Exercise instructions = Of the lines below, count those containing the word "career". Reply with the number alone.

───

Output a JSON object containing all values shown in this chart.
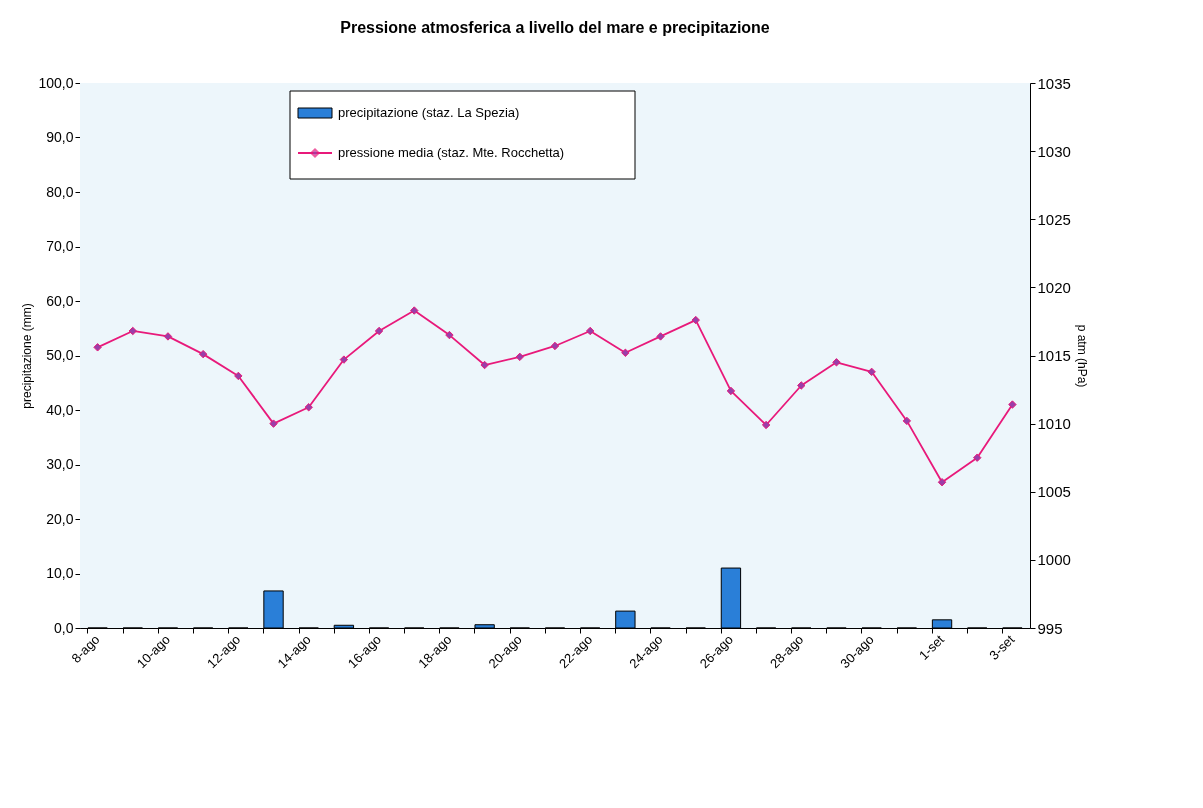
{
  "chart_data": {
    "type": "bar",
    "title": "Pressione atmosferica a livello del mare e precipitazione",
    "categories": [
      "8-ago",
      null,
      "10-ago",
      null,
      "12-ago",
      null,
      "14-ago",
      null,
      "16-ago",
      null,
      "18-ago",
      null,
      "20-ago",
      null,
      "22-ago",
      null,
      "24-ago",
      null,
      "26-ago",
      null,
      "28-ago",
      null,
      "30-ago",
      null,
      "1-set",
      null,
      "3-set"
    ],
    "series": [
      {
        "name": "precipitazione (staz. La Spezia)",
        "color": "#2a7fd8",
        "values": [
          0,
          0,
          0,
          0,
          0,
          6.8,
          0,
          0.5,
          0,
          0,
          0,
          0.6,
          0,
          0,
          0,
          3.1,
          0,
          0,
          11.0,
          0,
          0,
          0,
          0,
          0,
          1.5,
          0,
          0
        ]
      },
      {
        "name": "pressione media (staz. Mte. Rocchetta)",
        "type": "line",
        "axis": "y2",
        "color": "#e8197a",
        "values": [
          1015.6,
          1016.8,
          1016.4,
          1015.1,
          1013.5,
          1010.0,
          1011.2,
          1014.7,
          1016.8,
          1018.3,
          1016.5,
          1014.3,
          1014.9,
          1015.7,
          1016.8,
          1015.2,
          1016.4,
          1017.6,
          1012.4,
          1009.9,
          1012.8,
          1014.5,
          1013.8,
          1010.2,
          1005.7,
          1007.5,
          1011.4
        ]
      }
    ],
    "ylabel": "precipitazione (mm)",
    "y2label": "p atm (hPa)",
    "ylim": [
      0,
      100
    ],
    "yticks": [
      {
        "value": 0,
        "label": "0,0"
      },
      {
        "value": 10,
        "label": "10,0"
      },
      {
        "value": 20,
        "label": "20,0"
      },
      {
        "value": 30,
        "label": "30,0"
      },
      {
        "value": 40,
        "label": "40,0"
      },
      {
        "value": 50,
        "label": "50,0"
      },
      {
        "value": 60,
        "label": "60,0"
      },
      {
        "value": 70,
        "label": "70,0"
      },
      {
        "value": 80,
        "label": "80,0"
      },
      {
        "value": 90,
        "label": "90,0"
      },
      {
        "value": 100,
        "label": "100,0"
      }
    ],
    "y2lim": [
      995,
      1035
    ],
    "y2ticks": [
      995,
      1000,
      1005,
      1010,
      1015,
      1020,
      1025,
      1030,
      1035
    ],
    "marker": "diamond",
    "line_style": "solid",
    "legend": "top"
  }
}
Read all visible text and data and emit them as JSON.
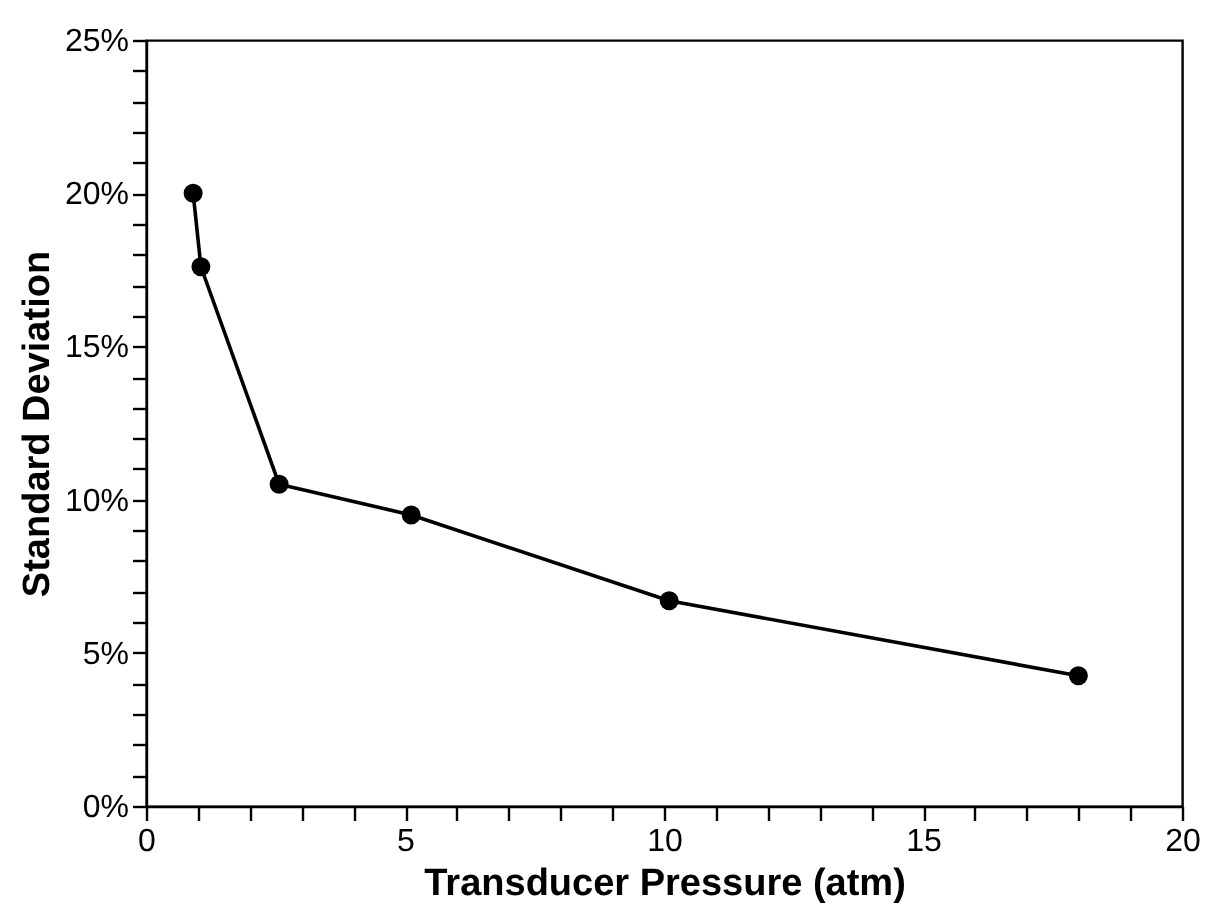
{
  "chart_data": {
    "type": "line",
    "xlabel": "Transducer Pressure (atm)",
    "ylabel": "Standard Deviation",
    "marker": "circle",
    "line_style": "solid",
    "grid": false,
    "x": [
      0.91,
      1.06,
      2.57,
      5.12,
      10.1,
      18.0
    ],
    "series": [
      {
        "color": "#000000",
        "values": [
          20.0,
          17.6,
          10.5,
          9.5,
          6.7,
          4.25
        ]
      }
    ],
    "xlim": [
      0,
      20
    ],
    "xticks": [
      0,
      {
        "value": 1,
        "label": null
      },
      {
        "value": 2,
        "label": null
      },
      {
        "value": 3,
        "label": null
      },
      {
        "value": 4,
        "label": null
      },
      5,
      {
        "value": 6,
        "label": null
      },
      {
        "value": 7,
        "label": null
      },
      {
        "value": 8,
        "label": null
      },
      {
        "value": 9,
        "label": null
      },
      10,
      {
        "value": 11,
        "label": null
      },
      {
        "value": 12,
        "label": null
      },
      {
        "value": 13,
        "label": null
      },
      {
        "value": 14,
        "label": null
      },
      15,
      {
        "value": 16,
        "label": null
      },
      {
        "value": 17,
        "label": null
      },
      {
        "value": 18,
        "label": null
      },
      {
        "value": 19,
        "label": null
      },
      20
    ],
    "ylim": [
      0,
      25
    ],
    "yticks": [
      {
        "value": 0,
        "label": "0%"
      },
      {
        "value": 1,
        "label": null
      },
      {
        "value": 2,
        "label": null
      },
      {
        "value": 3,
        "label": null
      },
      {
        "value": 4,
        "label": null
      },
      {
        "value": 5,
        "label": "5%"
      },
      {
        "value": 6,
        "label": null
      },
      {
        "value": 7,
        "label": null
      },
      {
        "value": 8,
        "label": null
      },
      {
        "value": 9,
        "label": null
      },
      {
        "value": 10,
        "label": "10%"
      },
      {
        "value": 11,
        "label": null
      },
      {
        "value": 12,
        "label": null
      },
      {
        "value": 13,
        "label": null
      },
      {
        "value": 14,
        "label": null
      },
      {
        "value": 15,
        "label": "15%"
      },
      {
        "value": 16,
        "label": null
      },
      {
        "value": 17,
        "label": null
      },
      {
        "value": 18,
        "label": null
      },
      {
        "value": 19,
        "label": null
      },
      {
        "value": 20,
        "label": "20%"
      },
      {
        "value": 21,
        "label": null
      },
      {
        "value": 22,
        "label": null
      },
      {
        "value": 23,
        "label": null
      },
      {
        "value": 24,
        "label": null
      },
      {
        "value": 25,
        "label": "25%"
      }
    ]
  }
}
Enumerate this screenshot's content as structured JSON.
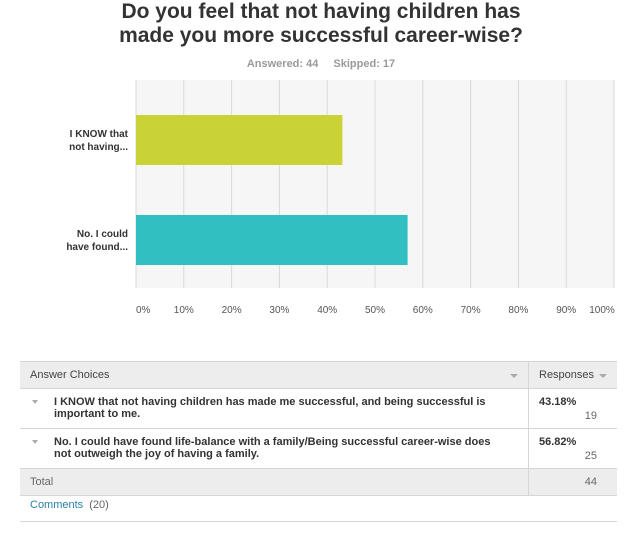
{
  "question": {
    "title_line1": "Do you feel that not having children has",
    "title_line2": "made you more successful career-wise?",
    "answered_label": "Answered: 44",
    "skipped_label": "Skipped: 17"
  },
  "chart_data": {
    "type": "bar",
    "orientation": "horizontal",
    "categories": [
      "I KNOW that not having...",
      "No. I could have found..."
    ],
    "category_label_lines": [
      [
        "I KNOW that",
        "not having..."
      ],
      [
        "No. I could",
        "have found..."
      ]
    ],
    "values": [
      43.18,
      56.82
    ],
    "colors": [
      "#c9d336",
      "#31bfc1"
    ],
    "xlim": [
      0,
      100
    ],
    "xticks": [
      "0%",
      "10%",
      "20%",
      "30%",
      "40%",
      "50%",
      "60%",
      "70%",
      "80%",
      "90%",
      "100%"
    ],
    "grid": true
  },
  "table": {
    "col_answer": "Answer Choices",
    "col_responses": "Responses",
    "rows": [
      {
        "answer": "I KNOW that not having children has made me successful, and being successful is important to me.",
        "percent": "43.18%",
        "count": "19"
      },
      {
        "answer": "No. I could have found life-balance with a family/Being successful career-wise does not outweigh the joy of having a family.",
        "percent": "56.82%",
        "count": "25"
      }
    ],
    "total_label": "Total",
    "total_value": "44"
  },
  "comments": {
    "label": "Comments",
    "count": "(20)"
  }
}
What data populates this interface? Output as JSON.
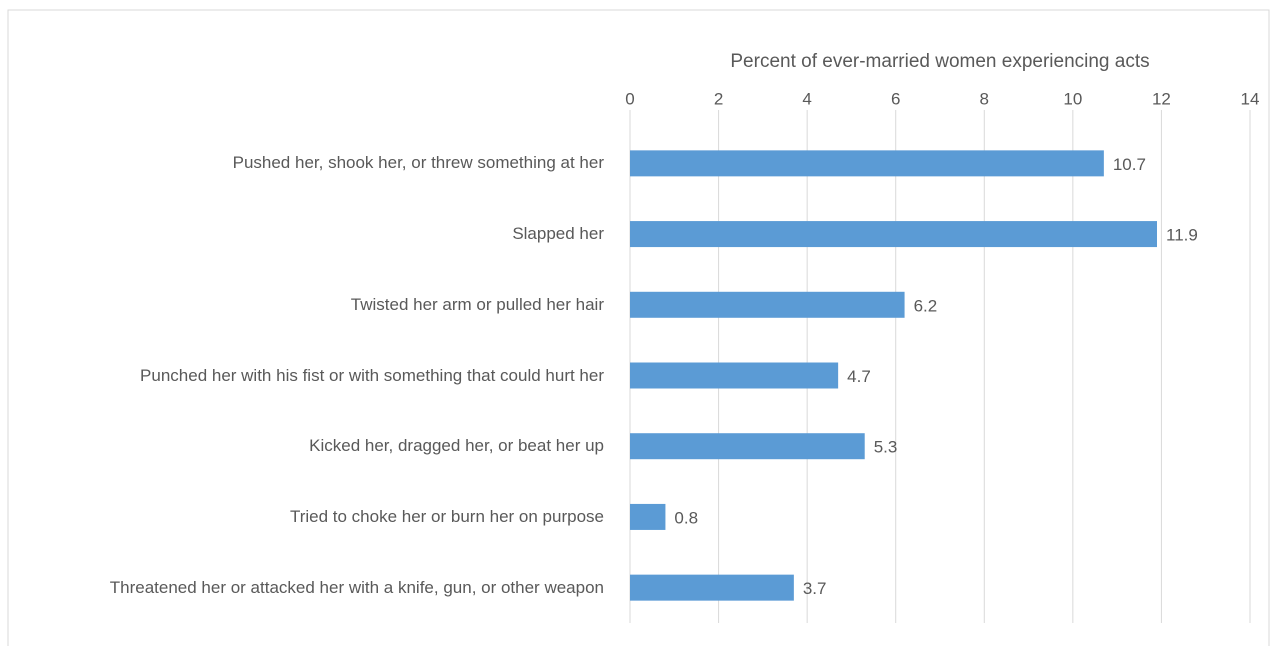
{
  "chart_data": {
    "type": "bar",
    "orientation": "horizontal",
    "x_label": "Percent of ever-married women experiencing acts",
    "categories": [
      "Pushed her, shook her, or threw something at her",
      "Slapped her",
      "Twisted her arm or pulled her hair",
      "Punched her with his fist or with something that could hurt her",
      "Kicked her, dragged her, or beat her up",
      "Tried to choke her or burn her on purpose",
      "Threatened her or attacked her with a knife, gun, or other weapon"
    ],
    "values": [
      10.7,
      11.9,
      6.2,
      4.7,
      5.3,
      0.8,
      3.7
    ],
    "color": "#5b9bd5",
    "xlim": [
      0,
      14
    ],
    "xticks": [
      0,
      2,
      4,
      6,
      8,
      10,
      12,
      14
    ],
    "grid": true
  }
}
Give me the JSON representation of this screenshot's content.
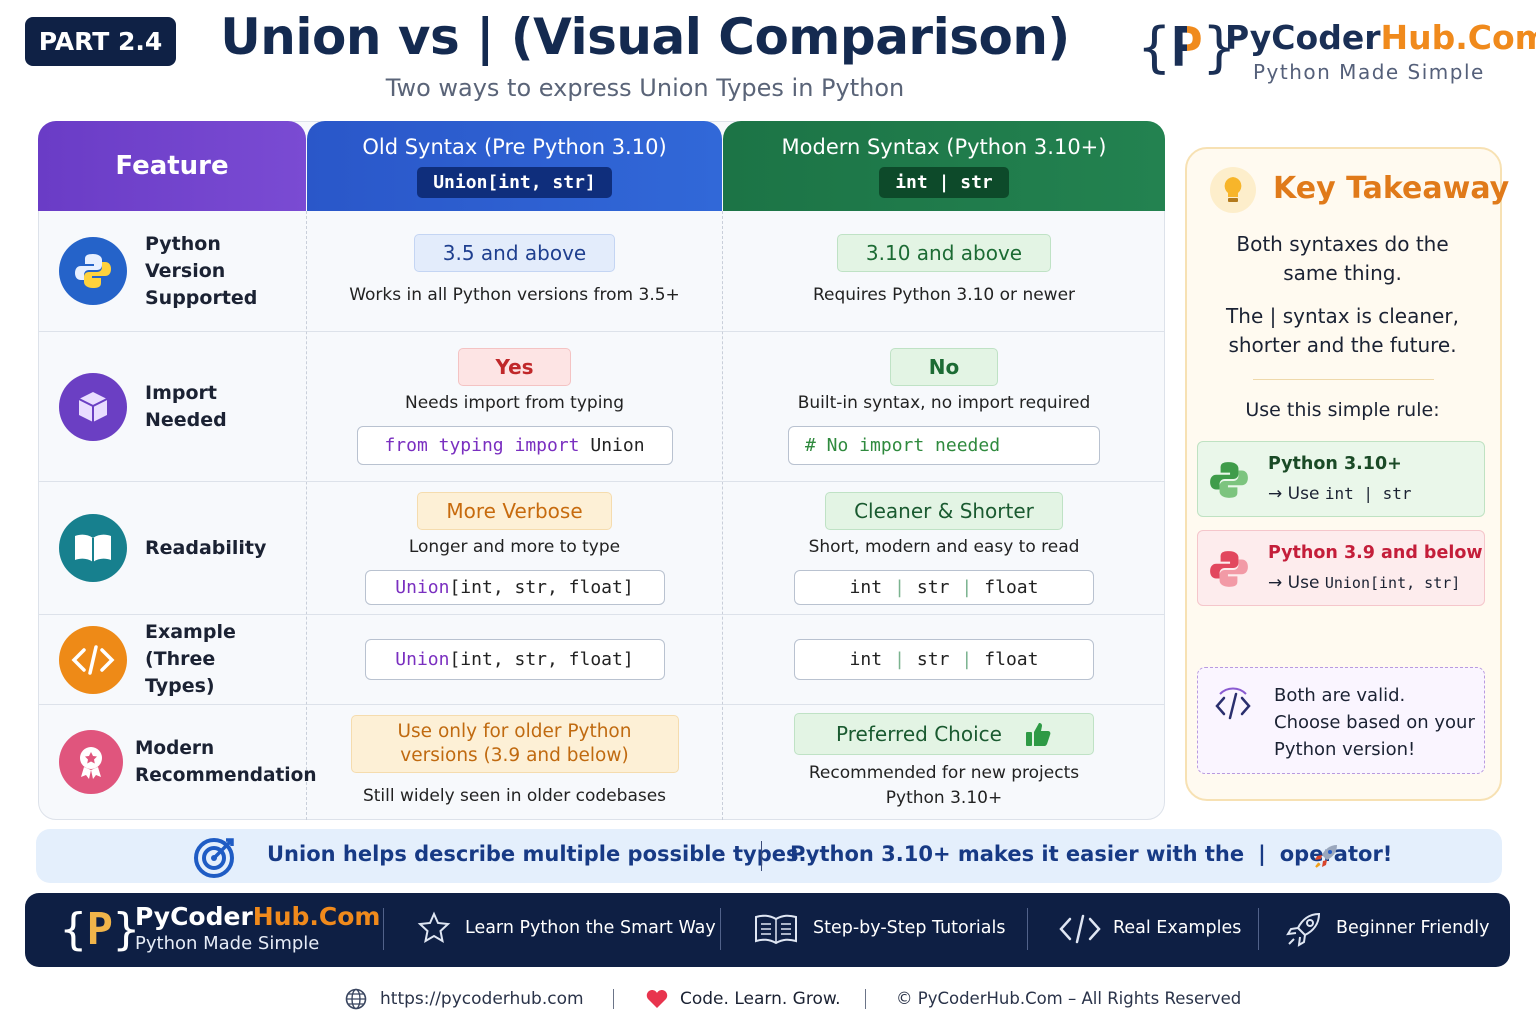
{
  "header": {
    "badge": "PART 2.4",
    "title": "Union vs | (Visual Comparison)",
    "subtitle": "Two ways to express Union Types in Python"
  },
  "brand": {
    "logo": {
      "open": "{",
      "letter": "P",
      "close": "}"
    },
    "name": "PyCoder",
    "name_accent": "Hub.Com",
    "tagline": "Python Made Simple"
  },
  "table": {
    "columns": [
      {
        "title": "Feature"
      },
      {
        "title": "Old Syntax (Pre Python 3.10)",
        "code": "Union[int, str]"
      },
      {
        "title": "Modern Syntax (Python 3.10+)",
        "code": "int | str"
      }
    ],
    "rows": [
      {
        "feature": "Python Version Supported",
        "old": {
          "badge": "3.5 and above",
          "note": "Works in all Python versions from 3.5+"
        },
        "new": {
          "badge": "3.10 and above",
          "note": "Requires Python 3.10 or newer"
        }
      },
      {
        "feature": "Import Needed",
        "old": {
          "badge": "Yes",
          "note": "Needs import from typing",
          "code": [
            "from typing import",
            "Union"
          ]
        },
        "new": {
          "badge": "No",
          "note": "Built-in syntax, no import required",
          "code": [
            "# No import needed"
          ]
        }
      },
      {
        "feature": "Readability",
        "old": {
          "badge": "More Verbose",
          "note": "Longer and more to type",
          "code": [
            "Union",
            "[int, str, float]"
          ]
        },
        "new": {
          "badge": "Cleaner & Shorter",
          "note": "Short, modern and easy to read",
          "code": [
            "int",
            "|",
            "str",
            "|",
            "float"
          ]
        }
      },
      {
        "feature": "Example (Three Types)",
        "old": {
          "code": [
            "Union",
            "[int, str, float]"
          ]
        },
        "new": {
          "code": [
            "int",
            "|",
            "str",
            "|",
            "float"
          ]
        }
      },
      {
        "feature": "Modern Recommendation",
        "old": {
          "badge": "Use only for older Python versions (3.9 and below)",
          "note": "Still widely seen in older codebases"
        },
        "new": {
          "badge": "Preferred Choice",
          "note": "Recommended for new projects Python 3.10+"
        }
      }
    ]
  },
  "takeaway": {
    "title": "Key Takeaway",
    "points": [
      "Both syntaxes do the same thing.",
      "The | syntax is cleaner, shorter and the future."
    ],
    "rule_intro": "Use this simple rule:",
    "rules": [
      {
        "version": "Python 3.10+",
        "action": "→ Use",
        "code": "int | str"
      },
      {
        "version": "Python 3.9 and below",
        "action": "→ Use",
        "code": "Union[int, str]"
      }
    ],
    "note": [
      "Both are valid.",
      "Choose based on your",
      "Python version!"
    ]
  },
  "banner": {
    "left": "Union helps describe multiple possible types.",
    "right": "Python 3.10+ makes it easier with the",
    "operator": "|",
    "end": "operator!"
  },
  "footer": {
    "features": [
      "Learn Python the Smart Way",
      "Step-by-Step Tutorials",
      "Real Examples",
      "Beginner Friendly"
    ]
  },
  "bottom": {
    "url": "https://pycoderhub.com",
    "motto": "Code. Learn. Grow.",
    "copyright": "© PyCoderHub.Com – All Rights Reserved"
  }
}
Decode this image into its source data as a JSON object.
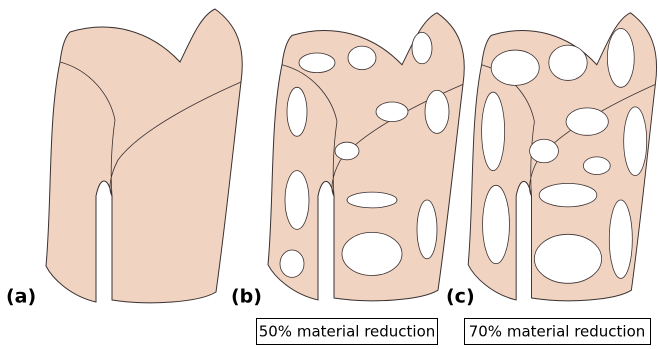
{
  "panels": [
    {
      "label": "(a)"
    },
    {
      "label": "(b)",
      "caption": "50% material reduction"
    },
    {
      "label": "(c)",
      "caption": "70% material reduction"
    }
  ]
}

───

Written solution = 2